* _CHALLENGE_: Copy the data exactly; pictures stay out of the copy.
## START RECORDS PROVIDED
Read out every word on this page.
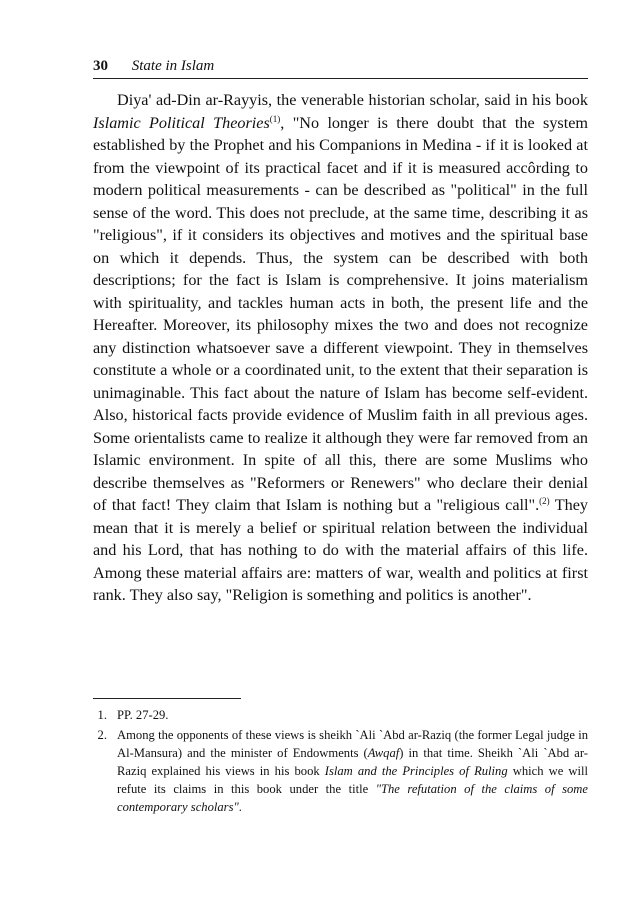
30 State in Islam

Diya' ad-Din ar-Rayyis, the venerable historian scholar, said in his book Islamic Political Theories$^{(1)}$, "No longer is there doubt that the system established by the Prophet and his Companions in Medina - if it is looked at from the viewpoint of its practical facet and if it is measured accôrding to modern political measurements - can be described as "political" in the full sense of the word. This does not preclude, at the same time, describing it as "religious", if it considers its objectives and motives and the spiritual base on which it depends. Thus, the system can be described with both descriptions; for the fact is Islam is comprehensive. It joins materialism with spirituality, and tackles human acts in both, the present life and the Hereafter. Moreover, its philosophy mixes the two and does not recognize any distinction whatsoever save a different viewpoint. They in themselves constitute a whole or a coordinated unit, to the extent that their separation is unimaginable. This fact about the nature of Islam has become self-evident. Also, historical facts provide evidence of Muslim faith in all previous ages. Some orientalists came to realize it although they were far removed from an Islamic environment. In spite of all this, there are some Muslims who describe themselves as "Reformers or Renewers" who declare their denial of that fact! They claim that Islam is nothing but a "religious call".$^{(2)}$ They mean that it is merely a belief or spiritual relation between the individual and his Lord, that has nothing to do with the material affairs of this life. Among these material affairs are: matters of war, wealth and politics at first rank. They also say, "Religion is something and politics is another".

1. PP. 27-29.
2. Among the opponents of these views is sheikh `Ali `Abd ar-Raziq (the former Legal judge in Al-Mansura) and the minister of Endowments (Awqaf) in that time. Sheikh `Ali `Abd ar-Raziq explained his views in his book Islam and the Principles of Ruling which we will refute its claims in this book under the title "The refutation of the claims of some contemporary scholars".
## END RECORDS PROVIDED
* _SOLUTION TO THE EXERCISE_:
Read out every word on this page.
30 State in Islam

Diya' ad-Din ar-Rayyis, the venerable historian scholar, said in his book Islamic Political Theories$^{(1)}$, "No longer is there doubt that the system established by the Prophet and his Companions in Medina - if it is looked at from the viewpoint of its practical facet and if it is measured accôrding to modern political measurements - can be described as "political" in the full sense of the word. This does not preclude, at the same time, describing it as "religious", if it considers its objectives and motives and the spiritual base on which it depends. Thus, the system can be described with both descriptions; for the fact is Islam is comprehensive. It joins materialism with spirituality, and tackles human acts in both, the present life and the Hereafter. Moreover, its philosophy mixes the two and does not recognize any distinction whatsoever save a different viewpoint. They in themselves constitute a whole or a coordinated unit, to the extent that their separation is unimaginable. This fact about the nature of Islam has become self-evident. Also, historical facts provide evidence of Muslim faith in all previous ages. Some orientalists came to realize it although they were far removed from an Islamic environment. In spite of all this, there are some Muslims who describe themselves as "Reformers or Renewers" who declare their denial of that fact! They claim that Islam is nothing but a "religious call".$^{(2)}$ They mean that it is merely a belief or spiritual relation between the individual and his Lord, that has nothing to do with the material affairs of this life. Among these material affairs are: matters of war, wealth and politics at first rank. They also say, "Religion is something and politics is another".

1. PP. 27-29.
2. Among the opponents of these views is sheikh `Ali `Abd ar-Raziq (the former Legal judge in Al-Mansura) and the minister of Endowments (Awqaf) in that time. Sheikh `Ali `Abd ar-Raziq explained his views in his book Islam and the Principles of Ruling which we will refute its claims in this book under the title "The refutation of the claims of some contemporary scholars".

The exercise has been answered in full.